----- RAW RECORDS -----

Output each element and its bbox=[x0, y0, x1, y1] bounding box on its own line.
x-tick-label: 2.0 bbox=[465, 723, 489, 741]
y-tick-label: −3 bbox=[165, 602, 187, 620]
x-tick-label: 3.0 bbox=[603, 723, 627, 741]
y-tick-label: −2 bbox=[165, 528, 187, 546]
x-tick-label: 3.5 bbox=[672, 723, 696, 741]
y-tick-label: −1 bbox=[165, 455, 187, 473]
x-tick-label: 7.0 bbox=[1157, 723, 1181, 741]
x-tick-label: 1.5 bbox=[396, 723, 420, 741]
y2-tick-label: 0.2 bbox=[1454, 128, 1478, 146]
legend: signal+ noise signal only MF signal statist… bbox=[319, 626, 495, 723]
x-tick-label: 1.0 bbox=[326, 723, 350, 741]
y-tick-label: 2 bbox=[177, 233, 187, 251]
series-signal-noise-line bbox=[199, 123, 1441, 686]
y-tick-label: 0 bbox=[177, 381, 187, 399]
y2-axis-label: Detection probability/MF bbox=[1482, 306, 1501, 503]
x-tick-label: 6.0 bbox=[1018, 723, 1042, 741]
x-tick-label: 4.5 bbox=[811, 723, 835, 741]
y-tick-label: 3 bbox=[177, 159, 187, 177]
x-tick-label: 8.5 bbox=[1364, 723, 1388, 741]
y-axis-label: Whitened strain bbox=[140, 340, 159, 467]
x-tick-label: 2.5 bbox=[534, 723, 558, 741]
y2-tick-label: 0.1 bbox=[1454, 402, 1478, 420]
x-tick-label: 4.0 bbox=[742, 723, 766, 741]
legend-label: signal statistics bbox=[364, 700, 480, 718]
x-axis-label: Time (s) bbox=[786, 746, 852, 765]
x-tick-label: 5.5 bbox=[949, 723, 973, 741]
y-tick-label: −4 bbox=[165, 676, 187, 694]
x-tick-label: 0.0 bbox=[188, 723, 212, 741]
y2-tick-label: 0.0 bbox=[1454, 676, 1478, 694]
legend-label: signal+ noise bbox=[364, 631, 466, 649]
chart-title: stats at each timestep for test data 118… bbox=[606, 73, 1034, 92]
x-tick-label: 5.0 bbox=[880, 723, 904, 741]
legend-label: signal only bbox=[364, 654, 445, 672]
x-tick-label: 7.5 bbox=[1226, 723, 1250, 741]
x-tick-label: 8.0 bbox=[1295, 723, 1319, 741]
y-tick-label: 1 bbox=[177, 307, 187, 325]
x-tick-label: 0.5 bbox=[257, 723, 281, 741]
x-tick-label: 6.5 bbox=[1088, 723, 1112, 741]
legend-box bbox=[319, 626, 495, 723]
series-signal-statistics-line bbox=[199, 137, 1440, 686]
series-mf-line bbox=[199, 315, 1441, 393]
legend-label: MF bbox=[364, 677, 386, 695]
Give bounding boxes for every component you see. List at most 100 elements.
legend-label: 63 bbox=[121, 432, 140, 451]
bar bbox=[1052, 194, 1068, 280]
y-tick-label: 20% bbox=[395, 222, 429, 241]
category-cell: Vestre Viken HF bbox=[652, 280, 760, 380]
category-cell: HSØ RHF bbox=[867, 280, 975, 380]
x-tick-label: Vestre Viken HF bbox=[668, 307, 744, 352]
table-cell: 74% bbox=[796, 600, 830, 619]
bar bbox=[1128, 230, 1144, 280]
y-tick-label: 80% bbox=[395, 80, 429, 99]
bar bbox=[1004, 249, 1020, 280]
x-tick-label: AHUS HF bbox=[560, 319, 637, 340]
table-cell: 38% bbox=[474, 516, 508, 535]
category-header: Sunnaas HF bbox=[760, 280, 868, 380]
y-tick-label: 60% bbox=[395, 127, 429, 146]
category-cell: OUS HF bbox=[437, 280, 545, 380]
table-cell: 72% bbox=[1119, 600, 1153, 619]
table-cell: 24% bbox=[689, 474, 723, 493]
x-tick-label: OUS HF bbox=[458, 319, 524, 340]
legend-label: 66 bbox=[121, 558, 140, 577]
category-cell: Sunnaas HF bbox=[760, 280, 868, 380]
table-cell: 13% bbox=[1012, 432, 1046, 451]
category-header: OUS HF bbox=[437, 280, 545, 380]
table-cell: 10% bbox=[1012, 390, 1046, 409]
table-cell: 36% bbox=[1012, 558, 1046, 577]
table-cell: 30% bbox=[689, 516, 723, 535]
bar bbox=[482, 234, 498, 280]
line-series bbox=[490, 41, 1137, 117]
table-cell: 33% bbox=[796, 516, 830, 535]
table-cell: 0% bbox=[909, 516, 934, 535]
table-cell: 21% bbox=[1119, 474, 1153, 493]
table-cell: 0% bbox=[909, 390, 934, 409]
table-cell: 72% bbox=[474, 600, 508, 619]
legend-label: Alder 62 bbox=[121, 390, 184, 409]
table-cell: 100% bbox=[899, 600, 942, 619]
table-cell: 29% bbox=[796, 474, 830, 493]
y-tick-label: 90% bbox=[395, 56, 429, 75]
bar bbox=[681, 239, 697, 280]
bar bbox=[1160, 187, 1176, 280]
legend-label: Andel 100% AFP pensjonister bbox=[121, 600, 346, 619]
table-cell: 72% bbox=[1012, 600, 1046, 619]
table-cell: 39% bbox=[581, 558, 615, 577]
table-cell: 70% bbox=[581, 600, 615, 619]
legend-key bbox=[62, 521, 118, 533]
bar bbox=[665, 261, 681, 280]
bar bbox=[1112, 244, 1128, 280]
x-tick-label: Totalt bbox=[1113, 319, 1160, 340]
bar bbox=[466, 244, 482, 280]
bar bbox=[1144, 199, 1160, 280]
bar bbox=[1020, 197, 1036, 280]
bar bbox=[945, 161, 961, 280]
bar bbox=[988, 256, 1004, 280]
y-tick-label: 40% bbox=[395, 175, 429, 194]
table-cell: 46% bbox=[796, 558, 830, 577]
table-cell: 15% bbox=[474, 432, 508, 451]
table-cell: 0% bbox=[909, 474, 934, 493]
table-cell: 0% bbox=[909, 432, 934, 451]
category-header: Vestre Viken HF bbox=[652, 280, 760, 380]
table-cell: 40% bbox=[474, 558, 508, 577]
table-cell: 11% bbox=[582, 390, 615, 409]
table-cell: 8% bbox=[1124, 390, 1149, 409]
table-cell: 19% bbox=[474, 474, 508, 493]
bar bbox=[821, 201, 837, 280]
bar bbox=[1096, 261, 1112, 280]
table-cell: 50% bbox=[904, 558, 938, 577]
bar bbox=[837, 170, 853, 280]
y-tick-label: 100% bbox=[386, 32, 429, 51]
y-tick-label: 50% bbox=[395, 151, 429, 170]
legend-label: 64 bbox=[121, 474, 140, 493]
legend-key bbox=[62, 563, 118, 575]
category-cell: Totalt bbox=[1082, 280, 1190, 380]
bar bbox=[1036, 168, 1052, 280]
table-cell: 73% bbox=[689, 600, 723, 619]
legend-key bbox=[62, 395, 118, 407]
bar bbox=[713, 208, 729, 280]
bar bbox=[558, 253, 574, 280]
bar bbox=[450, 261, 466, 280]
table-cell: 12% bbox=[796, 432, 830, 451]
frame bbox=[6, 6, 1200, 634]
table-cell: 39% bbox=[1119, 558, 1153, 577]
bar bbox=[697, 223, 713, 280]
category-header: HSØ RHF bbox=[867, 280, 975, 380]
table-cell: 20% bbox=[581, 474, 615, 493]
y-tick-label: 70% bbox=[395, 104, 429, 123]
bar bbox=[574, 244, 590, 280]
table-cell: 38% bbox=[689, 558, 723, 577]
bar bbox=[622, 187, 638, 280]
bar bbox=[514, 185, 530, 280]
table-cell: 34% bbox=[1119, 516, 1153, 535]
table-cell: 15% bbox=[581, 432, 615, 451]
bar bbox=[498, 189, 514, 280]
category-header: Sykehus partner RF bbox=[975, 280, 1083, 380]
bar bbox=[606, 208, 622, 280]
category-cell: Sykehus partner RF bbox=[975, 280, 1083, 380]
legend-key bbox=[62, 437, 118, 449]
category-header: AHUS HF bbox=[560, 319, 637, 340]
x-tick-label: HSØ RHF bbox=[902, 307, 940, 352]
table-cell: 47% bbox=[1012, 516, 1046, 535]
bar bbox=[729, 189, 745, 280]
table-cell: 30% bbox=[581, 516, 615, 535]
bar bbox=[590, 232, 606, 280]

-----

Please turn the lines of the listing into a numbered list, from its first line through the line that contains "y2-tick-label: 0.2 bbox=[1454, 128, 1478, 146]", including both, and leave out any blank lines.

1. Output each element and its bbox=[x0, y0, x1, y1] bounding box on its own line.
2. x-tick-label: 2.0 bbox=[465, 723, 489, 741]
3. y-tick-label: −3 bbox=[165, 602, 187, 620]
4. x-tick-label: 3.0 bbox=[603, 723, 627, 741]
5. y-tick-label: −2 bbox=[165, 528, 187, 546]
6. x-tick-label: 3.5 bbox=[672, 723, 696, 741]
7. y-tick-label: −1 bbox=[165, 455, 187, 473]
8. x-tick-label: 7.0 bbox=[1157, 723, 1181, 741]
9. x-tick-label: 1.5 bbox=[396, 723, 420, 741]
10. y2-tick-label: 0.2 bbox=[1454, 128, 1478, 146]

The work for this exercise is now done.